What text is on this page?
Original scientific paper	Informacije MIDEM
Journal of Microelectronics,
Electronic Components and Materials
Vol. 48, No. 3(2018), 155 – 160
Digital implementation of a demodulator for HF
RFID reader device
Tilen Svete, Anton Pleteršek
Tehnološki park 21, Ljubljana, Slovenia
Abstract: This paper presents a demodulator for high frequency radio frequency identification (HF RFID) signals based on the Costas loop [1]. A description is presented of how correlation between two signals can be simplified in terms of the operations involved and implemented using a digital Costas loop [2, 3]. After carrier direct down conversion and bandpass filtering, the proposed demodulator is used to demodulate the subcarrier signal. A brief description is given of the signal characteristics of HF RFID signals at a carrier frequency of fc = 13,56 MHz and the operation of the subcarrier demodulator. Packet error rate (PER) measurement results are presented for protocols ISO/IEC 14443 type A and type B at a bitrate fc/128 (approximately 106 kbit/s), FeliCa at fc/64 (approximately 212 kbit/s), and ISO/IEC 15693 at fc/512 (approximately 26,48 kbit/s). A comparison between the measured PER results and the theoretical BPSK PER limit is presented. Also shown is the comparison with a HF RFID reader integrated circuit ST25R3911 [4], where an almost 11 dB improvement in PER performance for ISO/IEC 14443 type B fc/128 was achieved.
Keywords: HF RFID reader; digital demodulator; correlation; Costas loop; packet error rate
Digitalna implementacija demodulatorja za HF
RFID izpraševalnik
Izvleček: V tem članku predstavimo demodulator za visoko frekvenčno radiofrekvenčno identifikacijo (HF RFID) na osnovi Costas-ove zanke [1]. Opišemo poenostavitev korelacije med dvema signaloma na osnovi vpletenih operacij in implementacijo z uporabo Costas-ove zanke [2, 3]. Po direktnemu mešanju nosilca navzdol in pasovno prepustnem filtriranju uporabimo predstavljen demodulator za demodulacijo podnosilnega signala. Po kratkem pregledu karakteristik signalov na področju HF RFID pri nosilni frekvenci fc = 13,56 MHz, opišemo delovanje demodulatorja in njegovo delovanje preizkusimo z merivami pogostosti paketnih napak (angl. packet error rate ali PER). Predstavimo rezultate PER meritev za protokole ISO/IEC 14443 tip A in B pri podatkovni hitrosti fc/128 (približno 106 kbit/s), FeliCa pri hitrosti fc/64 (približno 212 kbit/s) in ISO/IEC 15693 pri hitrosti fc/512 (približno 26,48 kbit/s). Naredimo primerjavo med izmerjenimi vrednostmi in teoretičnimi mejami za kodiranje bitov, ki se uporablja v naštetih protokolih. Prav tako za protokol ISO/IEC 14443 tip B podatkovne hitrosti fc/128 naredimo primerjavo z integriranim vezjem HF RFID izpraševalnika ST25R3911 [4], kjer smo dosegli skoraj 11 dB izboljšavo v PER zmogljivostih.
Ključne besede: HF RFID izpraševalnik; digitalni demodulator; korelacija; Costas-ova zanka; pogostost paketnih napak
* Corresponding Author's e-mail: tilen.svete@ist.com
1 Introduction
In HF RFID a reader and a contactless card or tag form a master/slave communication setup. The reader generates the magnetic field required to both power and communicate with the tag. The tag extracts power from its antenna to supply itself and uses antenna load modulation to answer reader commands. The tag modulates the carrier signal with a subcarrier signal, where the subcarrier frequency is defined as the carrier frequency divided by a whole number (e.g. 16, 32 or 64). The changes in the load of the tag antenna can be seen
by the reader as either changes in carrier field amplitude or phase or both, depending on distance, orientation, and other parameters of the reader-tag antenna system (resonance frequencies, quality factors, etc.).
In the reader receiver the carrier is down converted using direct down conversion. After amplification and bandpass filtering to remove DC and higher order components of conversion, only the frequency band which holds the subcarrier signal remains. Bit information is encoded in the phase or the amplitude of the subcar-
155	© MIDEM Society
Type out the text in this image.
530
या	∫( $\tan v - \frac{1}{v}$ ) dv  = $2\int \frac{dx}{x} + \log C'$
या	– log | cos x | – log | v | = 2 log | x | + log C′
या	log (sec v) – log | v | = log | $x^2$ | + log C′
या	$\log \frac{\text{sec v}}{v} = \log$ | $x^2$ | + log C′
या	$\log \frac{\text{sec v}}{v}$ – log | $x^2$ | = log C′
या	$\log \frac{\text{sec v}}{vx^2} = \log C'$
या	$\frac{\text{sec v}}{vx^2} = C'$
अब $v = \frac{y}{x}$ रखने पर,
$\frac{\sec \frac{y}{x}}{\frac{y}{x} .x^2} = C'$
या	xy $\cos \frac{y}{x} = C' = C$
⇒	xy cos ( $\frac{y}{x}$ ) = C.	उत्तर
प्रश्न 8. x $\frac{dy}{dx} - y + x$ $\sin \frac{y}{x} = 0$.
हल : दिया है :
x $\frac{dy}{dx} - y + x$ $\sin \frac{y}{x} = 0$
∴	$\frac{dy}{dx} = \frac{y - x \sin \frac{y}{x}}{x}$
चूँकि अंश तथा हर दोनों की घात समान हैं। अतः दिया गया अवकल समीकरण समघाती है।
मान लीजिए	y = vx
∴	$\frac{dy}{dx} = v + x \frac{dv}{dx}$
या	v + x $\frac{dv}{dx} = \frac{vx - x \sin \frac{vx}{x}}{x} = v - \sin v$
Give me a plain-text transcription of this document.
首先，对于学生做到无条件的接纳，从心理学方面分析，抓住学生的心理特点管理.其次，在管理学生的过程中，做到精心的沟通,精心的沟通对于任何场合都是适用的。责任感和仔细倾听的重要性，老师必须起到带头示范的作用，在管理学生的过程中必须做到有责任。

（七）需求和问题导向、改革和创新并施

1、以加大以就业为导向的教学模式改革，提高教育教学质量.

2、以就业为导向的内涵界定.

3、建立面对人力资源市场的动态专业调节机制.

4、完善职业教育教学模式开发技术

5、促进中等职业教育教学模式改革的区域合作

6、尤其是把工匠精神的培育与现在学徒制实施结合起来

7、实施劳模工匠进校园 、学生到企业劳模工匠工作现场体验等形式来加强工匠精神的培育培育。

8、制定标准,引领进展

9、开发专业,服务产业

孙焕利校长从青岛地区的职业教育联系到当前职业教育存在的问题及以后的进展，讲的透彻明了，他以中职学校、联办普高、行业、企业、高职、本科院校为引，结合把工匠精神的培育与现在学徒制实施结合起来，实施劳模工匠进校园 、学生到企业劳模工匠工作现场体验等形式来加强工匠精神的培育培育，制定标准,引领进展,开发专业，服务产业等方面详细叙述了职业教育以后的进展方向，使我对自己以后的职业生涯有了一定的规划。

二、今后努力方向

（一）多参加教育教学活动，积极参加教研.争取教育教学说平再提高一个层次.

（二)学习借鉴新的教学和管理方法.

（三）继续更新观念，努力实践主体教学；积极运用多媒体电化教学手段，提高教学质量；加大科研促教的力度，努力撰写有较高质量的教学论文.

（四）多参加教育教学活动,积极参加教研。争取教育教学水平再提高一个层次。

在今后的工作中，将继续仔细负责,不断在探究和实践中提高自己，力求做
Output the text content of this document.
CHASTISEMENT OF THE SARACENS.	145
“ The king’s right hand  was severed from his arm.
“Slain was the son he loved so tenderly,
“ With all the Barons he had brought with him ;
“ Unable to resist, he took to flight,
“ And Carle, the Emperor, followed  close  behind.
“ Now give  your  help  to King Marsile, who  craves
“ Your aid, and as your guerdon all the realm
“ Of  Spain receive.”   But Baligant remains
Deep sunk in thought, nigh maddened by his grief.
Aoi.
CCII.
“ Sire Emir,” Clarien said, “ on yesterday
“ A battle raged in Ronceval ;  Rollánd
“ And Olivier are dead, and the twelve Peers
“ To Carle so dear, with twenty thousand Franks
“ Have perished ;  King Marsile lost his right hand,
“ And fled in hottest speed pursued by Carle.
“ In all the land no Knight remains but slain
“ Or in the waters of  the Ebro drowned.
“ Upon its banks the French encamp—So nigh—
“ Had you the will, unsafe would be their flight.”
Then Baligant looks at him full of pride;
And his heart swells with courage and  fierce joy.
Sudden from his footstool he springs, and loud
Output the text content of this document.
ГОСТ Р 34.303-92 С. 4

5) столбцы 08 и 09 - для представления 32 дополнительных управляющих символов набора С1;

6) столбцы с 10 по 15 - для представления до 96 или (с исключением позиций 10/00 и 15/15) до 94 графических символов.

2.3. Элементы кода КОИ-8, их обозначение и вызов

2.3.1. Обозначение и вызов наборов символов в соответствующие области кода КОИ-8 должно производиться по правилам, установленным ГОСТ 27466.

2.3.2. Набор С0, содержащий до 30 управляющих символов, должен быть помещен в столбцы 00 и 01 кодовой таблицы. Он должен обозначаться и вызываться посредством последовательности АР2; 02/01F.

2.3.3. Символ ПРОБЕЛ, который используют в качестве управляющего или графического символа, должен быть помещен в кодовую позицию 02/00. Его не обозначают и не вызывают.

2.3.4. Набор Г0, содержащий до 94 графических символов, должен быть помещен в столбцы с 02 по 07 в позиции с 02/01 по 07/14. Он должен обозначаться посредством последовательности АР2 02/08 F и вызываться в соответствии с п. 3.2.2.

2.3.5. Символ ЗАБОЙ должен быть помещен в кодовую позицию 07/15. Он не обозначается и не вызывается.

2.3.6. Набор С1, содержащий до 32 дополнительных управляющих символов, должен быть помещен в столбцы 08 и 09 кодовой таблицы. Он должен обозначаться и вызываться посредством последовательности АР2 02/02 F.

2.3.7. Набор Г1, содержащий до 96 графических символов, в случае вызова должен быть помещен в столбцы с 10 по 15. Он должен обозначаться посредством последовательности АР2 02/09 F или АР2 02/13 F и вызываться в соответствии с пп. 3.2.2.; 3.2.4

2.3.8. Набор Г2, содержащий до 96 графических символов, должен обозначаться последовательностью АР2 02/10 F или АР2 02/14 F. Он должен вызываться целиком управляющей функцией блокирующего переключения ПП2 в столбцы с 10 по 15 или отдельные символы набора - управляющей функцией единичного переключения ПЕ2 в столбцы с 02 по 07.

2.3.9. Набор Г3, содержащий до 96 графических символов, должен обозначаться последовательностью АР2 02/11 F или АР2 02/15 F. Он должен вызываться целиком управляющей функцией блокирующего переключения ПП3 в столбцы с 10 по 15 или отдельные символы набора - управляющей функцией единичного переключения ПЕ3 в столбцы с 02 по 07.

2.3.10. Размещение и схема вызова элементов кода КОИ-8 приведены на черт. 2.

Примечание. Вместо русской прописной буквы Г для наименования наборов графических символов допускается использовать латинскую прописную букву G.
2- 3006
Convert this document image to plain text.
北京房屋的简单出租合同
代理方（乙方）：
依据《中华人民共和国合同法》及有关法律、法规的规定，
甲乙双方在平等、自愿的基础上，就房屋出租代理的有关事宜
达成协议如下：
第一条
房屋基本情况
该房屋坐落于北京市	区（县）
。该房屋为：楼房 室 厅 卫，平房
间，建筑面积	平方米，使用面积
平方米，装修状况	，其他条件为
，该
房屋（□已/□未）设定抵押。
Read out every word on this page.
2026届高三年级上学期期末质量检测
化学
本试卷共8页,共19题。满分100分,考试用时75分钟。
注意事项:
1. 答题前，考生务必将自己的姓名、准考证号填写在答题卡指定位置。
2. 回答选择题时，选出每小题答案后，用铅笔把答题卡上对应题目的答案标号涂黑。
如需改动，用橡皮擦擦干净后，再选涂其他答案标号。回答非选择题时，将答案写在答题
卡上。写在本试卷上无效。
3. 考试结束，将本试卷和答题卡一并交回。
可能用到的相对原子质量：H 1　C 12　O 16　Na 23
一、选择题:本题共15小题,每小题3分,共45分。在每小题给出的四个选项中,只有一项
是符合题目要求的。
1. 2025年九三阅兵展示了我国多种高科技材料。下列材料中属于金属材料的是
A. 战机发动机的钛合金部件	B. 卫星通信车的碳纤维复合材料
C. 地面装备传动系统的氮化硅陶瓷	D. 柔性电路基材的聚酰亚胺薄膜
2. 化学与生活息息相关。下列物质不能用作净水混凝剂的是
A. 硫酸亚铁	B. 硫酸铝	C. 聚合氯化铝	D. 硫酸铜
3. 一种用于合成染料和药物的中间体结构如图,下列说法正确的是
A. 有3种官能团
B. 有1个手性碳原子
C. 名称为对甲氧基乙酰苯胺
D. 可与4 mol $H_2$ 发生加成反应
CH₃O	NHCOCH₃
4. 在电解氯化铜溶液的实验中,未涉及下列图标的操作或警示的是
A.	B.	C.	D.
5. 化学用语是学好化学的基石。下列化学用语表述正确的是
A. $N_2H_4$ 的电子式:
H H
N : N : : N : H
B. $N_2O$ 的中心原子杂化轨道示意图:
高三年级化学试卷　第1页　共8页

> [Work to do]: Using the records above, copy each line that contains "学生到企业劳模工匠工作现场体验等形式来加强工匠精神的培育培育".

> [Task solution]:
7、实施劳模工匠进校园 、学生到企业劳模工匠工作现场体验等形式来加强工匠精神的培育培育。
孙焕利校长从青岛地区的职业教育联系到当前职业教育存在的问题及以后的进展，讲的透彻明了，他以中职学校、联办普高、行业、企业、高职、本科院校为引，结合把工匠精神的培育与现在学徒制实施结合起来，实施劳模工匠进校园 、学生到企业劳模工匠工作现场体验等形式来加强工匠精神的培育培育，制定标准,引领进展,开发专业，服务产业等方面详细叙述了职业教育以后的进展方向，使我对自己以后的职业生涯有了一定的规划。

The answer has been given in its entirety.